____ PROVIDED DATA
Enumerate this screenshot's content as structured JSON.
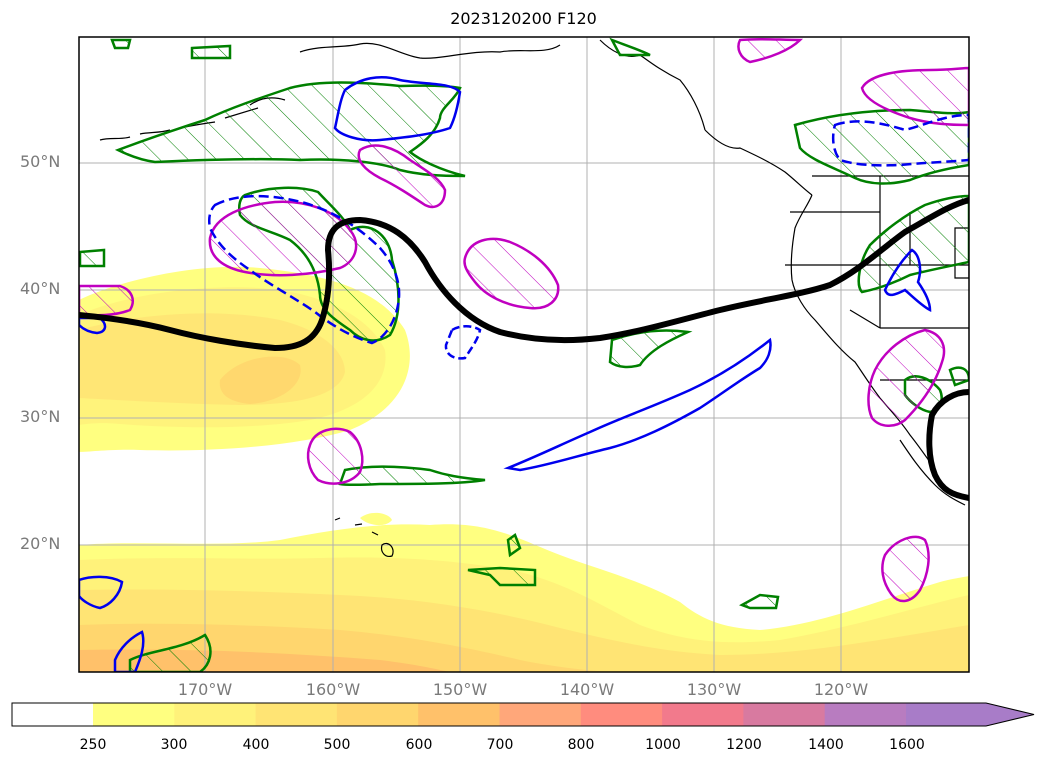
{
  "title": "2023120200 F120",
  "lat_labels": [
    "50°N",
    "40°N",
    "30°N",
    "20°N"
  ],
  "lon_labels": [
    "170°W",
    "160°W",
    "150°W",
    "140°W",
    "130°W",
    "120°W"
  ],
  "colorbar": {
    "ticks": [
      "250",
      "300",
      "400",
      "500",
      "600",
      "700",
      "800",
      "1000",
      "1200",
      "1400",
      "1600"
    ],
    "colors": [
      "#ffff80",
      "#fff27a",
      "#ffe474",
      "#ffd66e",
      "#ffc16a",
      "#ffa77a",
      "#ff8c7e",
      "#f27a8c",
      "#d87aa0",
      "#b87cc0",
      "#a87cc8"
    ],
    "extend": "max"
  },
  "colors": {
    "green_contour": "#008000",
    "magenta_contour": "#c000c0",
    "blue_contour": "#0000ee",
    "jet_line": "#000000",
    "grid": "#b0b0b0"
  }
}
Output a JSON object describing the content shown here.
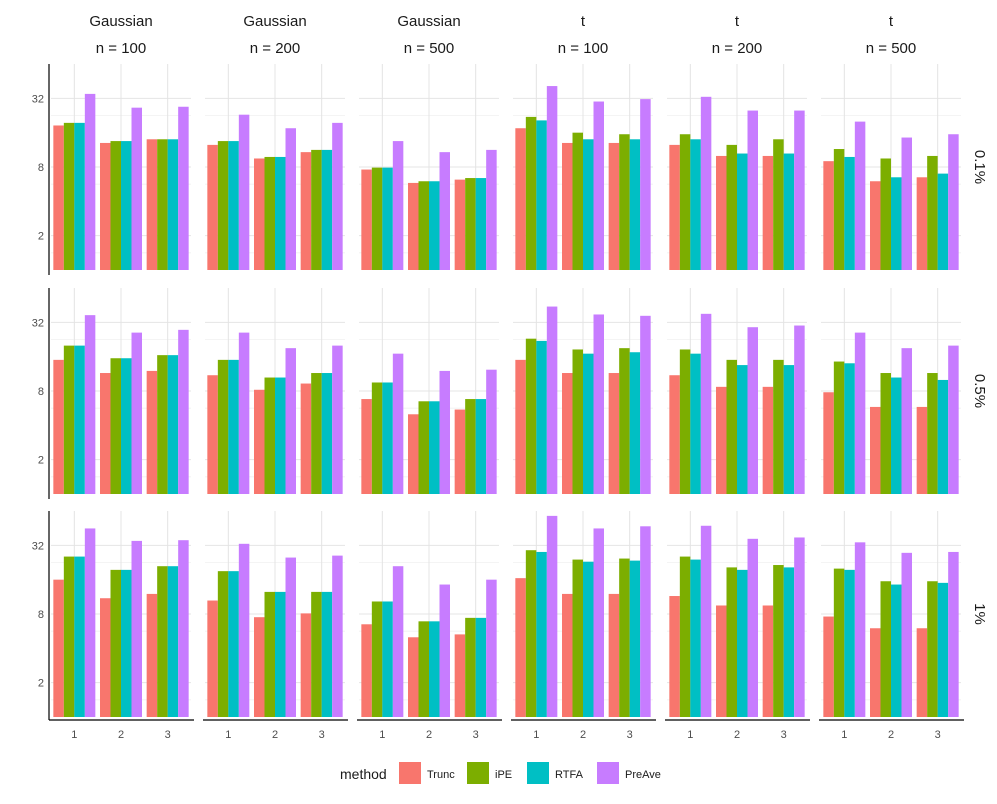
{
  "chart_data": {
    "type": "bar",
    "y_scale": "log2",
    "ylim": [
      1,
      64
    ],
    "y_ticks": [
      2,
      8,
      32
    ],
    "y_tick_labels": [
      "2",
      "8",
      "32"
    ],
    "categories": [
      "1",
      "2",
      "3"
    ],
    "column_strips": [
      {
        "dist": "Gaussian",
        "n": "n = 100"
      },
      {
        "dist": "Gaussian",
        "n": "n = 200"
      },
      {
        "dist": "Gaussian",
        "n": "n = 500"
      },
      {
        "dist": "t",
        "n": "n = 100"
      },
      {
        "dist": "t",
        "n": "n = 200"
      },
      {
        "dist": "t",
        "n": "n = 500"
      }
    ],
    "row_strips": [
      "0.1%",
      "0.5%",
      "1%"
    ],
    "legend": {
      "title": "method",
      "position": "bottom",
      "entries": [
        {
          "name": "Trunc",
          "color": "#F8766D"
        },
        {
          "name": "iPE",
          "color": "#7CAE00"
        },
        {
          "name": "RTFA",
          "color": "#00BFC4"
        },
        {
          "name": "PreAve",
          "color": "#C77CFF"
        }
      ]
    },
    "grid": true,
    "panels": [
      [
        [
          [
            18.5,
            19.5,
            19.5,
            35
          ],
          [
            13,
            13.5,
            13.5,
            26.5
          ],
          [
            14,
            14,
            14,
            27
          ]
        ],
        [
          [
            12.5,
            13.5,
            13.5,
            23
          ],
          [
            9.5,
            9.8,
            9.8,
            17.5
          ],
          [
            10.8,
            11.3,
            11.3,
            19.5
          ]
        ],
        [
          [
            7.6,
            7.9,
            7.9,
            13.5
          ],
          [
            5.8,
            6,
            6,
            10.8
          ],
          [
            6.2,
            6.4,
            6.4,
            11.3
          ]
        ],
        [
          [
            17.5,
            22,
            20.5,
            41
          ],
          [
            13,
            16,
            14,
            30
          ],
          [
            13,
            15.5,
            14,
            31.5
          ]
        ],
        [
          [
            12.5,
            15.5,
            14,
            33
          ],
          [
            10,
            12.5,
            10.5,
            25
          ],
          [
            10,
            14,
            10.5,
            25
          ]
        ],
        [
          [
            9,
            11.5,
            9.8,
            20
          ],
          [
            6,
            9.5,
            6.5,
            14.5
          ],
          [
            6.5,
            10,
            7,
            15.5
          ]
        ]
      ],
      [
        [
          [
            15,
            20,
            20,
            37
          ],
          [
            11.5,
            15.5,
            15.5,
            26
          ],
          [
            12,
            16.5,
            16.5,
            27.5
          ]
        ],
        [
          [
            11,
            15,
            15,
            26
          ],
          [
            8.2,
            10.5,
            10.5,
            19
          ],
          [
            9.3,
            11.5,
            11.5,
            20
          ]
        ],
        [
          [
            6.8,
            9.5,
            9.5,
            17
          ],
          [
            5,
            6.5,
            6.5,
            12
          ],
          [
            5.5,
            6.8,
            6.8,
            12.3
          ]
        ],
        [
          [
            15,
            23,
            22,
            44
          ],
          [
            11.5,
            18.5,
            17,
            37.5
          ],
          [
            11.5,
            19,
            17.5,
            36.5
          ]
        ],
        [
          [
            11,
            18.5,
            17,
            38
          ],
          [
            8.7,
            15,
            13.5,
            29
          ],
          [
            8.7,
            15,
            13.5,
            30
          ]
        ],
        [
          [
            7.8,
            14.5,
            14,
            26
          ],
          [
            5.8,
            11.5,
            10.5,
            19
          ],
          [
            5.8,
            11.5,
            10,
            20
          ]
        ]
      ],
      [
        [
          [
            16,
            25.5,
            25.5,
            45
          ],
          [
            11,
            19.5,
            19.5,
            35
          ],
          [
            12,
            21,
            21,
            35.5
          ]
        ],
        [
          [
            10.5,
            19,
            19,
            33
          ],
          [
            7.5,
            12.5,
            12.5,
            25
          ],
          [
            8.1,
            12.5,
            12.5,
            26
          ]
        ],
        [
          [
            6.5,
            10.3,
            10.3,
            21
          ],
          [
            5,
            6.9,
            6.9,
            14.5
          ],
          [
            5.3,
            7.4,
            7.4,
            16
          ]
        ],
        [
          [
            16.5,
            29,
            28,
            58
          ],
          [
            12,
            24,
            23,
            45
          ],
          [
            12,
            24.5,
            23.5,
            47
          ]
        ],
        [
          [
            11.5,
            25.5,
            24,
            47.5
          ],
          [
            9.5,
            20.5,
            19.5,
            36.5
          ],
          [
            9.5,
            21.5,
            20.5,
            37.5
          ]
        ],
        [
          [
            7.6,
            20,
            19.5,
            34
          ],
          [
            6,
            15.5,
            14.5,
            27.5
          ],
          [
            6,
            15.5,
            15,
            28
          ]
        ]
      ]
    ]
  }
}
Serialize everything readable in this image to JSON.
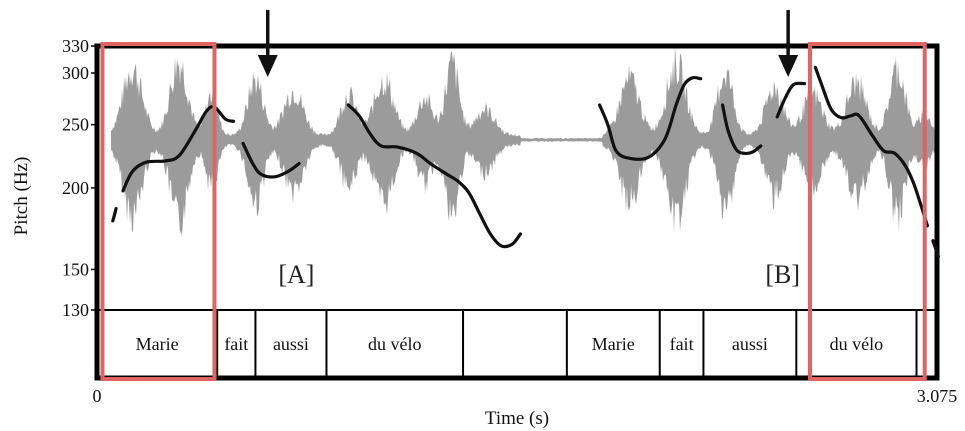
{
  "chart_data": {
    "type": "line",
    "title": "",
    "xlabel": "Time (s)",
    "ylabel": "Pitch (Hz)",
    "xlim": [
      0,
      3.075
    ],
    "ylim": [
      130,
      330
    ],
    "x_ticks": [
      "0",
      "3.075"
    ],
    "y_ticks": [
      130,
      150,
      200,
      250,
      300,
      330
    ],
    "y_scale": "log",
    "background_waveform": true,
    "series": [
      {
        "color": "#111111",
        "segments": [
          [
            [
              0.058,
              178
            ],
            [
              0.07,
              186
            ]
          ],
          [
            [
              0.095,
              198
            ],
            [
              0.13,
              212
            ],
            [
              0.18,
              219
            ],
            [
              0.25,
              220
            ],
            [
              0.3,
              224
            ],
            [
              0.36,
              245
            ],
            [
              0.4,
              262
            ],
            [
              0.43,
              266
            ],
            [
              0.47,
              255
            ],
            [
              0.5,
              253
            ]
          ],
          [
            [
              0.535,
              234
            ],
            [
              0.57,
              218
            ],
            [
              0.6,
              210
            ],
            [
              0.65,
              208
            ],
            [
              0.7,
              212
            ],
            [
              0.74,
              218
            ]
          ],
          [
            [
              0.92,
              268
            ],
            [
              0.96,
              258
            ],
            [
              1.0,
              242
            ],
            [
              1.04,
              232
            ],
            [
              1.1,
              231
            ],
            [
              1.17,
              226
            ],
            [
              1.22,
              218
            ],
            [
              1.28,
              210
            ],
            [
              1.32,
              205
            ],
            [
              1.36,
              197
            ],
            [
              1.4,
              183
            ],
            [
              1.44,
              170
            ],
            [
              1.48,
              163
            ],
            [
              1.52,
              164
            ],
            [
              1.55,
              170
            ]
          ],
          [
            [
              1.84,
              268
            ],
            [
              1.87,
              250
            ],
            [
              1.9,
              228
            ],
            [
              1.95,
              222
            ],
            [
              2.02,
              223
            ],
            [
              2.08,
              238
            ],
            [
              2.12,
              268
            ],
            [
              2.15,
              288
            ],
            [
              2.18,
              295
            ],
            [
              2.21,
              294
            ]
          ],
          [
            [
              2.29,
              268
            ],
            [
              2.31,
              245
            ],
            [
              2.34,
              229
            ],
            [
              2.37,
              226
            ],
            [
              2.4,
              227
            ],
            [
              2.43,
              232
            ]
          ],
          [
            [
              2.49,
              257
            ],
            [
              2.52,
              275
            ],
            [
              2.55,
              288
            ],
            [
              2.59,
              289
            ]
          ],
          [
            [
              2.63,
              306
            ],
            [
              2.65,
              290
            ],
            [
              2.68,
              268
            ],
            [
              2.7,
              260
            ],
            [
              2.73,
              256
            ],
            [
              2.76,
              258
            ],
            [
              2.79,
              258
            ],
            [
              2.84,
              240
            ],
            [
              2.88,
              228
            ],
            [
              2.92,
              226
            ],
            [
              2.96,
              216
            ],
            [
              2.99,
              203
            ],
            [
              3.02,
              186
            ],
            [
              3.04,
              175
            ]
          ],
          [
            [
              3.06,
              166
            ],
            [
              3.08,
              157
            ]
          ]
        ]
      }
    ],
    "arrows_at_time": [
      0.625,
      2.53
    ],
    "annotations": [
      {
        "text": "[A]",
        "x": 0.73,
        "y": 143
      },
      {
        "text": "[B]",
        "x": 2.51,
        "y": 143
      }
    ],
    "word_tier": [
      {
        "text": "Marie",
        "start": 0.0,
        "end": 0.44
      },
      {
        "text": "fait",
        "start": 0.44,
        "end": 0.58
      },
      {
        "text": "aussi",
        "start": 0.58,
        "end": 0.84
      },
      {
        "text": "du vélo",
        "start": 0.84,
        "end": 1.34
      },
      {
        "text": "",
        "start": 1.34,
        "end": 1.72
      },
      {
        "text": "Marie",
        "start": 1.72,
        "end": 2.06
      },
      {
        "text": "fait",
        "start": 2.06,
        "end": 2.22
      },
      {
        "text": "aussi",
        "start": 2.22,
        "end": 2.56
      },
      {
        "text": "du vélo",
        "start": 2.56,
        "end": 3.0
      },
      {
        "text": "",
        "start": 3.0,
        "end": 3.075
      }
    ],
    "highlight_boxes_time": [
      [
        0.02,
        0.43
      ],
      [
        2.61,
        3.03
      ]
    ],
    "colors": {
      "waveform": "#8a8a8a",
      "pitch": "#111111",
      "highlight": "#e06464",
      "frame": "#000000"
    }
  }
}
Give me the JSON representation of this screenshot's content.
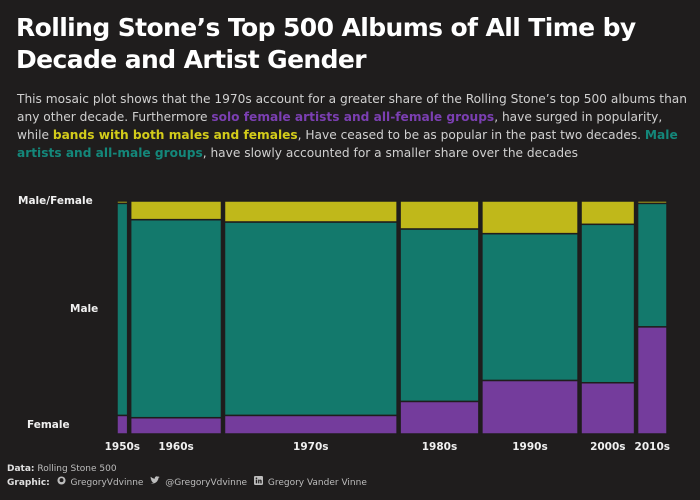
{
  "title": "Rolling Stone’s Top 500  Albums of All Time by Decade and Artist Gender",
  "subtitle": {
    "part1": "This mosaic plot shows that the 1970s account  for a greater share of the Rolling Stone’s top 500 albums  than any other decade. Furthermore ",
    "hl1": "solo female artists and all-female groups",
    "part2": ", have surged in popularity,  while ",
    "hl2": "bands with both males and females",
    "part3": ", Have ceased to be as popular in the past two decades. ",
    "hl3": "Male artists and all-male groups",
    "part4": ", have slowly accounted for a smaller share over the decades"
  },
  "y_axis_labels": {
    "top": "Male/Female",
    "middle": "Male",
    "bottom": "Female"
  },
  "footer": {
    "data_label": "Data:",
    "data_value": "Rolling Stone  500",
    "graphic_label": "Graphic:",
    "github_icon": "github-icon",
    "github": "GregoryVdvinne",
    "twitter_icon": "twitter-icon",
    "twitter": "@GregoryVdvinne",
    "linkedin_icon": "linkedin-icon",
    "linkedin": "Gregory Vander Vinne"
  },
  "colors": {
    "background": "#1f1d1d",
    "female": "#743c9c",
    "male": "#13796c",
    "male_female": "#c0b81a",
    "hl_purple": "#7b3fb2",
    "hl_yellow": "#d3cc1a",
    "hl_teal": "#14877a"
  },
  "chart_data": {
    "type": "mosaic",
    "categories": [
      "1950s",
      "1960s",
      "1970s",
      "1980s",
      "1990s",
      "2000s",
      "2010s"
    ],
    "column_weights": [
      0.046,
      0.392,
      0.745,
      0.34,
      0.415,
      0.231,
      0.127
    ],
    "series": [
      {
        "name": "Female",
        "color_key": "female",
        "values": [
          0.08,
          0.07,
          0.08,
          0.14,
          0.23,
          0.22,
          0.46
        ]
      },
      {
        "name": "Male",
        "color_key": "male",
        "values": [
          0.91,
          0.85,
          0.83,
          0.74,
          0.63,
          0.68,
          0.53
        ]
      },
      {
        "name": "Male/Female",
        "color_key": "male_female",
        "values": [
          0.01,
          0.08,
          0.09,
          0.12,
          0.14,
          0.1,
          0.01
        ]
      }
    ],
    "ylim": [
      0,
      1
    ]
  }
}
________
Write out every line of the entries that holds the word "groups".

● COMPLETE ANSWER
    "hl1": "solo female artists and all-female groups",
    "hl3": "Male artists and all-male groups",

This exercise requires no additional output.